§ **Given instruction**:
Could you rewrite this listing with "sidebar-item-label" replaced by "nav-item-label" wherever it appears, leaving everything else unchanged and omitting the pictures?
— begin Listing —
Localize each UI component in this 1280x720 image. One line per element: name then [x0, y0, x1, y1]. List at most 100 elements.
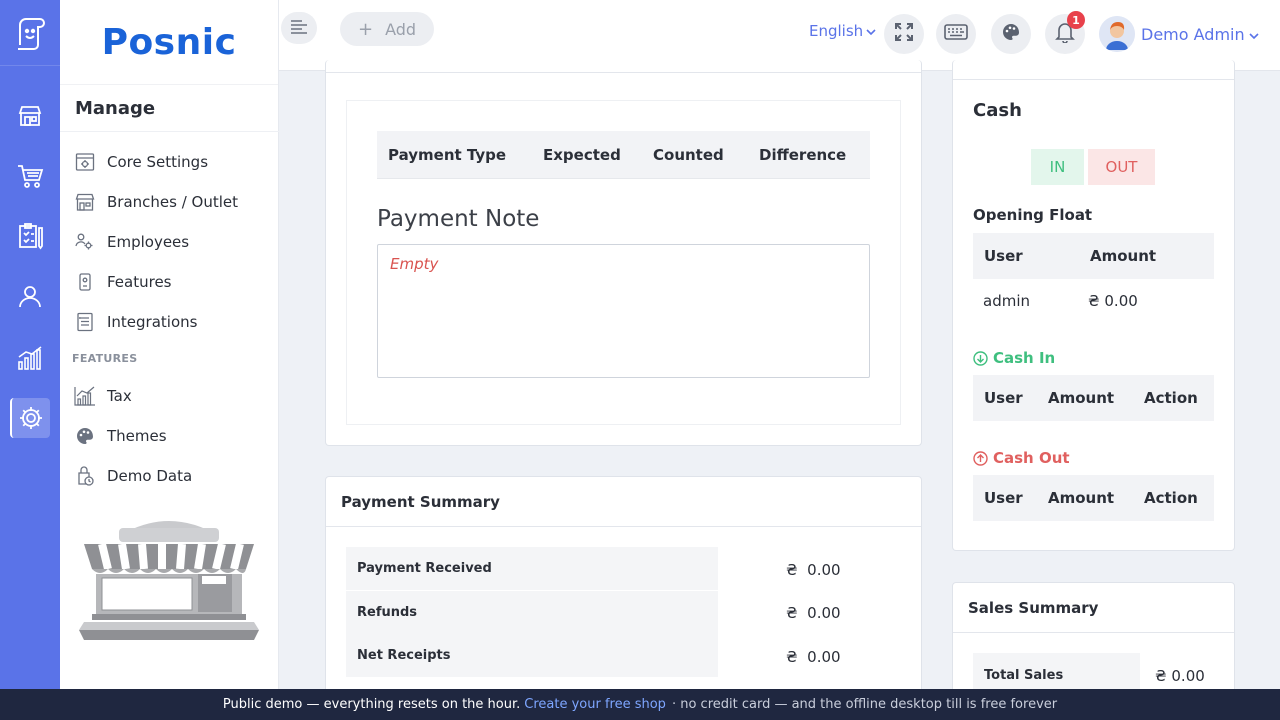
settings-panel-icon [74, 151, 96, 173]
cash-in-title: Cash In [993, 349, 1056, 367]
summary-label: Refunds [357, 605, 418, 620]
app-logo-icon[interactable] [0, 0, 60, 66]
rail-cart-icon[interactable] [10, 156, 50, 196]
sales-summary-title: Sales Summary [953, 583, 1234, 633]
payment-note-input[interactable]: Empty [377, 244, 870, 378]
sidebar-item-label: Demo Data [107, 467, 193, 485]
opening-float-title: Opening Float [973, 206, 1093, 224]
palette-icon [1001, 22, 1021, 46]
tax-chart-icon [74, 385, 96, 407]
palette-icon [74, 425, 96, 447]
cash-in-heading: Cash In [973, 349, 1055, 367]
summary-value: ₴ 0.00 [786, 604, 841, 622]
language-select[interactable]: English [809, 22, 876, 40]
shop-illustration [74, 514, 264, 648]
summary-row: Refunds [346, 591, 718, 634]
summary-row: Total Sales [973, 653, 1140, 693]
table-row: admin ₴ 0.00 [973, 279, 1214, 323]
sidebar-item-themes[interactable]: Themes [74, 423, 167, 449]
sidebar-item-demo-data[interactable]: Demo Data [74, 463, 192, 489]
create-shop-link[interactable]: Create your free shop [524, 697, 666, 712]
employees-icon [74, 231, 96, 253]
cash-in-button[interactable]: IN [1031, 149, 1084, 185]
user-menu[interactable]: Demo Admin [1099, 16, 1259, 52]
fullscreen-button[interactable] [884, 14, 924, 54]
theme-button[interactable] [991, 14, 1031, 54]
chevron-down-icon [866, 22, 876, 40]
rail-analytics-icon[interactable] [10, 338, 50, 378]
rail-gear-icon[interactable] [10, 398, 50, 438]
column-header: Difference [759, 145, 847, 164]
cash-out-heading: Cash Out [973, 449, 1070, 467]
summary-value: ₴ 0.00 [1155, 667, 1205, 685]
hamburger-icon [290, 19, 308, 38]
column-header: Action [1144, 389, 1198, 407]
summary-label: Payment Received [357, 561, 492, 576]
avatar [1099, 16, 1135, 52]
float-amount: ₴ 0.00 [1088, 292, 1138, 310]
column-header: Expected [543, 145, 621, 164]
sidebar-item-label: Features [107, 273, 172, 291]
sidebar-item-features[interactable]: Features [74, 269, 172, 295]
integrations-icon [74, 311, 96, 333]
sidebar-section-title: Manage [75, 98, 156, 119]
arrow-down-circle-icon [973, 350, 988, 366]
store-icon [74, 191, 96, 213]
sidebar-item-core-settings[interactable]: Core Settings [74, 149, 208, 175]
sidebar-item-label: Integrations [107, 313, 198, 331]
demo-data-icon [74, 465, 96, 487]
payment-summary-title: Payment Summary [326, 477, 921, 527]
feature-device-icon [74, 271, 96, 293]
summary-label: Total Sales [984, 668, 1064, 683]
column-header: Payment Type [388, 145, 507, 164]
cash-out-title: Cash Out [993, 449, 1070, 467]
notifications-button[interactable]: 1 [1045, 11, 1085, 54]
icon-rail [0, 0, 60, 720]
column-header: Amount [1048, 389, 1115, 407]
sidebar-item-label: Tax [107, 387, 132, 405]
fullscreen-icon [894, 22, 914, 46]
add-button[interactable]: + Add [340, 12, 434, 46]
user-name: Demo Admin [1141, 24, 1245, 44]
summary-row: Payment Received [346, 547, 718, 590]
sidebar-item-label: Themes [107, 427, 167, 445]
sidebar-item-employees[interactable]: Employees [74, 229, 189, 255]
divider [326, 72, 921, 73]
divider [953, 79, 1234, 80]
summary-label: Net Receipts [357, 648, 451, 663]
notification-badge: 1 [1067, 11, 1085, 29]
demo-banner: Public demo — everything resets on the h… [0, 689, 1280, 720]
banner-subtext: · no credit card — and the offline deskt… [671, 697, 1058, 712]
payment-table-header: Payment Type Expected Counted Difference [377, 131, 870, 179]
sidebar-item-label: Employees [107, 233, 190, 251]
brand-logo[interactable]: Posnic [60, 0, 278, 85]
column-header: Amount [1090, 247, 1157, 265]
divider [60, 131, 279, 132]
banner-text: Public demo — everything resets on the h… [222, 697, 521, 712]
cash-title: Cash [973, 100, 1022, 121]
cash-in-header: User Amount Action [973, 375, 1214, 421]
arrow-up-circle-icon [973, 450, 988, 466]
rail-clipboard-icon[interactable] [10, 216, 50, 256]
sidebar-item-label: Branches / Outlet [107, 193, 239, 211]
sidebar: Posnic Manage Core Settings Branches / O… [60, 0, 279, 689]
menu-toggle-button[interactable] [281, 12, 317, 44]
cash-out-header: User Amount Action [973, 475, 1214, 521]
sidebar-item-branches[interactable]: Branches / Outlet [74, 189, 238, 215]
add-button-label: Add [385, 19, 417, 39]
sidebar-item-label: Core Settings [107, 153, 209, 171]
summary-value: ₴ 0.00 [786, 561, 841, 579]
payment-note-title: Payment Note [377, 206, 540, 232]
column-header: User [984, 247, 1023, 265]
rail-store-icon[interactable] [10, 96, 50, 136]
float-user: admin [983, 292, 1030, 310]
sidebar-item-tax[interactable]: Tax [74, 383, 132, 409]
features-heading: FEATURES [72, 352, 138, 365]
cash-out-button[interactable]: OUT [1088, 149, 1155, 185]
summary-row: Net Receipts [346, 634, 718, 677]
column-header: User [984, 489, 1023, 507]
keyboard-icon [944, 24, 968, 44]
keyboard-button[interactable] [936, 14, 976, 54]
sidebar-item-integrations[interactable]: Integrations [74, 309, 197, 335]
rail-user-icon[interactable] [10, 276, 50, 316]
— end Listing —
§ **Exercise output**:
Localize each UI component in this 1280x720 image. One line per element: name then [x0, y0, x1, y1]. List at most 100 elements.
settings-panel-icon [74, 151, 96, 173]
cash-in-title: Cash In [993, 349, 1056, 367]
summary-label: Refunds [357, 605, 418, 620]
app-logo-icon[interactable] [0, 0, 60, 66]
rail-cart-icon[interactable] [10, 156, 50, 196]
sales-summary-title: Sales Summary [953, 583, 1234, 633]
payment-note-input[interactable]: Empty [377, 244, 870, 378]
nav-item-label: Demo Data [107, 467, 193, 485]
opening-float-title: Opening Float [973, 206, 1093, 224]
palette-icon [1001, 22, 1021, 46]
tax-chart-icon [74, 385, 96, 407]
palette-icon [74, 425, 96, 447]
cash-in-heading: Cash In [973, 349, 1055, 367]
summary-value: ₴ 0.00 [786, 604, 841, 622]
language-select[interactable]: English [809, 22, 876, 40]
shop-illustration [74, 514, 264, 648]
summary-row: Refunds [346, 591, 718, 634]
summary-row: Total Sales [973, 653, 1140, 693]
table-row: admin ₴ 0.00 [973, 279, 1214, 323]
sidebar-item-themes[interactable]: Themes [74, 423, 167, 449]
sidebar-item-demo-data[interactable]: Demo Data [74, 463, 192, 489]
create-shop-link[interactable]: Create your free shop [524, 697, 666, 712]
employees-icon [74, 231, 96, 253]
cash-in-button[interactable]: IN [1031, 149, 1084, 185]
user-menu[interactable]: Demo Admin [1099, 16, 1259, 52]
fullscreen-button[interactable] [884, 14, 924, 54]
theme-button[interactable] [991, 14, 1031, 54]
chevron-down-icon [866, 22, 876, 40]
rail-analytics-icon[interactable] [10, 338, 50, 378]
rail-gear-icon[interactable] [10, 398, 50, 438]
column-header: Difference [759, 145, 847, 164]
cash-out-heading: Cash Out [973, 449, 1070, 467]
summary-value: ₴ 0.00 [1155, 667, 1205, 685]
hamburger-icon [290, 19, 308, 38]
column-header: Action [1144, 389, 1198, 407]
summary-label: Payment Received [357, 561, 492, 576]
avatar [1099, 16, 1135, 52]
float-amount: ₴ 0.00 [1088, 292, 1138, 310]
column-header: Expected [543, 145, 621, 164]
nav-item-label: Features [107, 273, 172, 291]
sidebar-item-features[interactable]: Features [74, 269, 172, 295]
integrations-icon [74, 311, 96, 333]
sidebar-section-title: Manage [75, 98, 156, 119]
arrow-down-circle-icon [973, 350, 988, 366]
store-icon [74, 191, 96, 213]
sidebar-item-core-settings[interactable]: Core Settings [74, 149, 208, 175]
nav-item-label: Integrations [107, 313, 198, 331]
demo-data-icon [74, 465, 96, 487]
payment-summary-title: Payment Summary [326, 477, 921, 527]
feature-device-icon [74, 271, 96, 293]
summary-label: Total Sales [984, 668, 1064, 683]
column-header: Payment Type [388, 145, 507, 164]
cash-out-title: Cash Out [993, 449, 1070, 467]
notifications-button[interactable]: 1 [1045, 11, 1085, 54]
icon-rail [0, 0, 60, 720]
column-header: Amount [1048, 389, 1115, 407]
nav-item-label: Tax [107, 387, 132, 405]
fullscreen-icon [894, 22, 914, 46]
add-button[interactable]: + Add [340, 12, 434, 46]
user-name: Demo Admin [1141, 24, 1245, 44]
summary-row: Payment Received [346, 547, 718, 590]
nav-item-label: Themes [107, 427, 167, 445]
sidebar-item-employees[interactable]: Employees [74, 229, 189, 255]
divider [326, 72, 921, 73]
divider [953, 79, 1234, 80]
summary-label: Net Receipts [357, 648, 451, 663]
notification-badge: 1 [1067, 11, 1085, 29]
demo-banner: Public demo — everything resets on the h… [0, 689, 1280, 720]
banner-subtext: · no credit card — and the offline deskt… [671, 697, 1058, 712]
payment-table-header: Payment Type Expected Counted Difference [377, 131, 870, 179]
nav-item-label: Employees [107, 233, 190, 251]
brand-logo[interactable]: Posnic [60, 0, 278, 85]
column-header: Amount [1090, 247, 1157, 265]
divider [60, 131, 279, 132]
banner-text: Public demo — everything resets on the h… [222, 697, 521, 712]
cash-title: Cash [973, 100, 1022, 121]
cash-in-header: User Amount Action [973, 375, 1214, 421]
arrow-up-circle-icon [973, 450, 988, 466]
rail-clipboard-icon[interactable] [10, 216, 50, 256]
nav-item-label: Branches / Outlet [107, 193, 239, 211]
sidebar: Posnic Manage Core Settings Branches / O… [60, 0, 279, 689]
menu-toggle-button[interactable] [281, 12, 317, 44]
cash-out-header: User Amount Action [973, 475, 1214, 521]
sidebar-item-branches[interactable]: Branches / Outlet [74, 189, 238, 215]
add-button-label: Add [385, 19, 417, 39]
nav-item-label: Core Settings [107, 153, 209, 171]
summary-value: ₴ 0.00 [786, 561, 841, 579]
payment-note-title: Payment Note [377, 206, 540, 232]
column-header: User [984, 247, 1023, 265]
rail-store-icon[interactable] [10, 96, 50, 136]
float-user: admin [983, 292, 1030, 310]
sidebar-item-tax[interactable]: Tax [74, 383, 132, 409]
features-heading: FEATURES [72, 352, 138, 365]
cash-out-button[interactable]: OUT [1088, 149, 1155, 185]
summary-row: Net Receipts [346, 634, 718, 677]
column-header: User [984, 489, 1023, 507]
keyboard-icon [944, 24, 968, 44]
keyboard-button[interactable] [936, 14, 976, 54]
sidebar-item-integrations[interactable]: Integrations [74, 309, 197, 335]
rail-user-icon[interactable] [10, 276, 50, 316]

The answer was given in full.